[Source records]
:::::
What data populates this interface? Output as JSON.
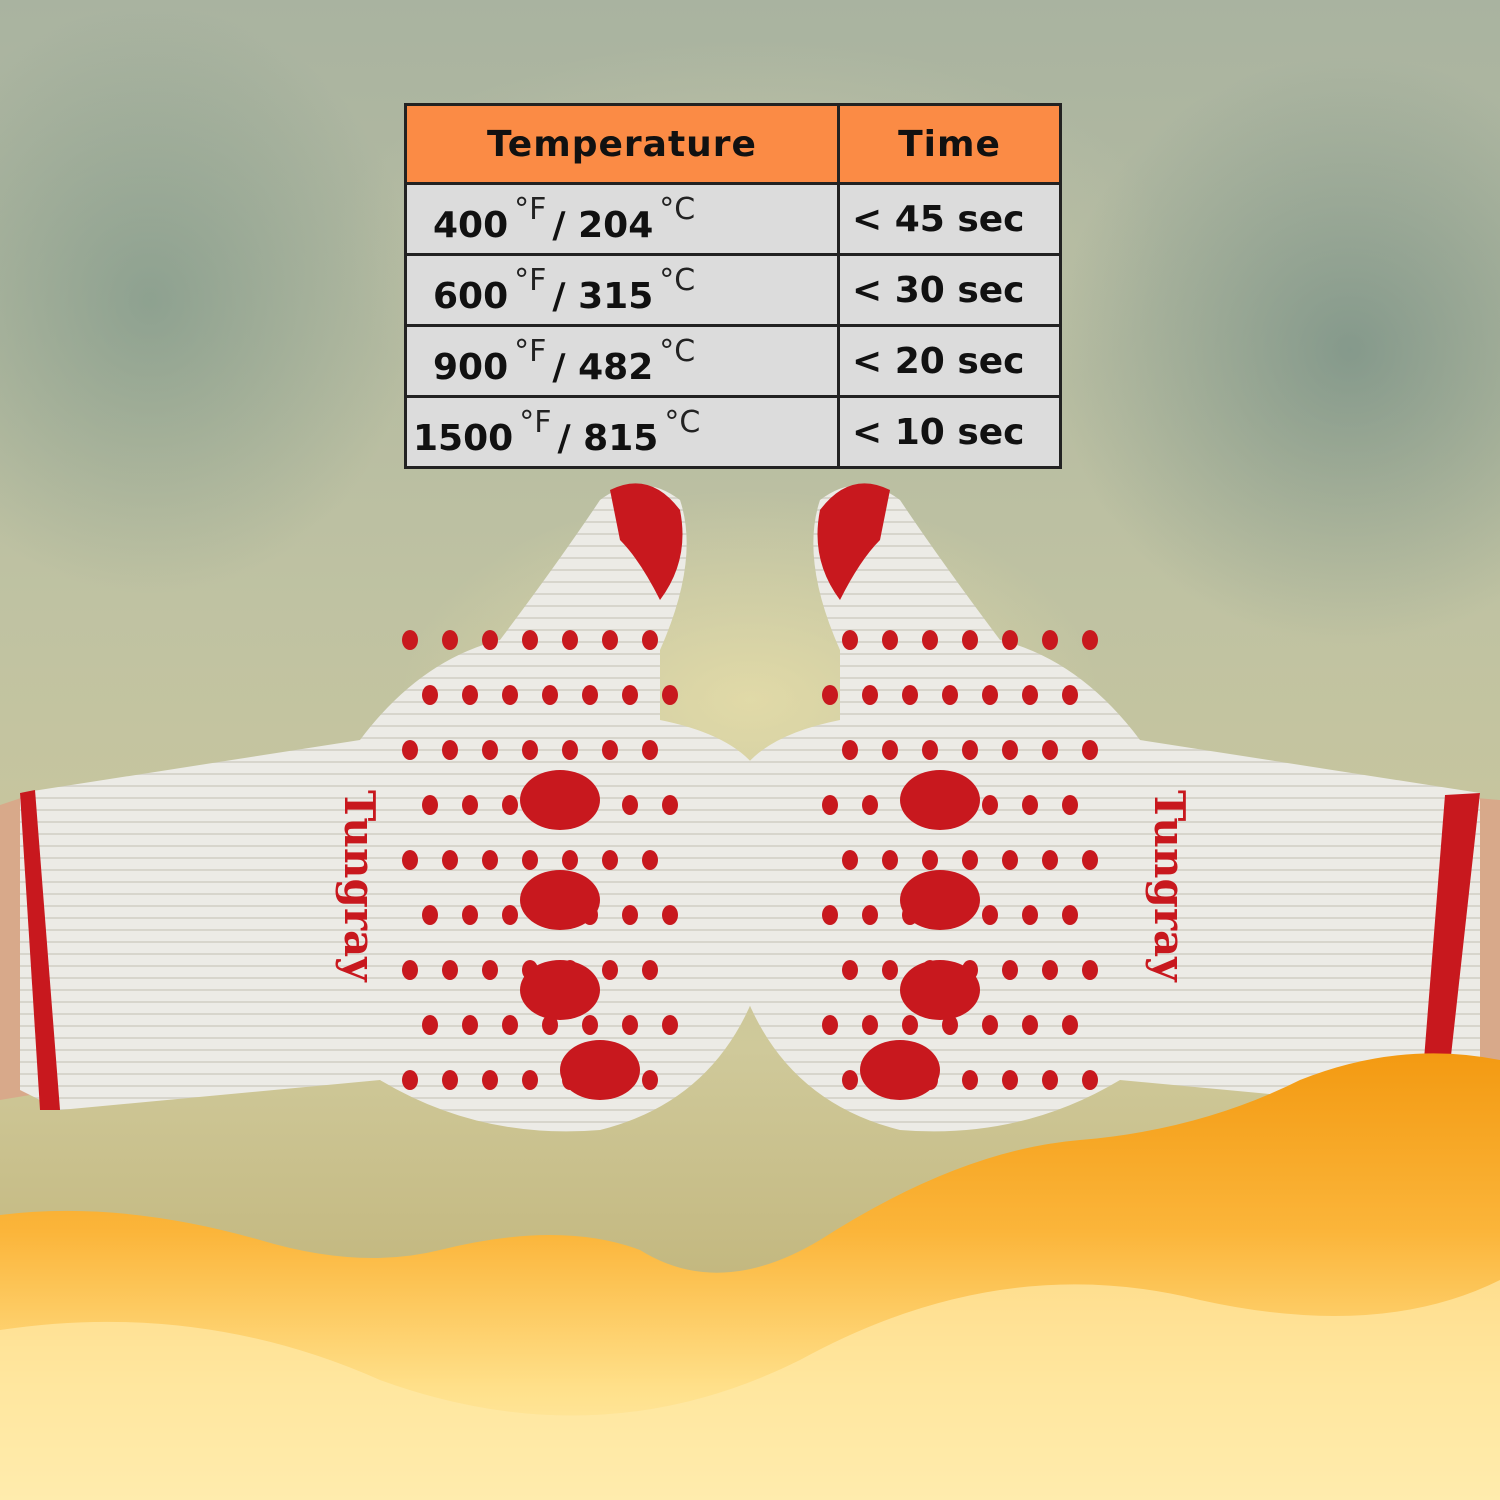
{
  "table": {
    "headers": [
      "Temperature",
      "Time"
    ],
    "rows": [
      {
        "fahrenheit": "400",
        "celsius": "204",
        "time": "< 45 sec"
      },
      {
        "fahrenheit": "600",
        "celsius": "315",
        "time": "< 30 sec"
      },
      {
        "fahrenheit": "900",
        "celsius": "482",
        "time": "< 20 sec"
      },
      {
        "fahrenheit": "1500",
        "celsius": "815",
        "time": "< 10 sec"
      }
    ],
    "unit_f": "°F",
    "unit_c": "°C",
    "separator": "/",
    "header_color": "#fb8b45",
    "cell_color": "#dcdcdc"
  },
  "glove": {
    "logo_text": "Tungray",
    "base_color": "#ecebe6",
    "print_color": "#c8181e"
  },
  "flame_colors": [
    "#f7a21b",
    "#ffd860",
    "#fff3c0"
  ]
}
:::::
= STATED PROBLEM =
Check each line of the data above for the word "celsius", then state how many lines have it. Give the number alone.

= TASK SOLUTION =
4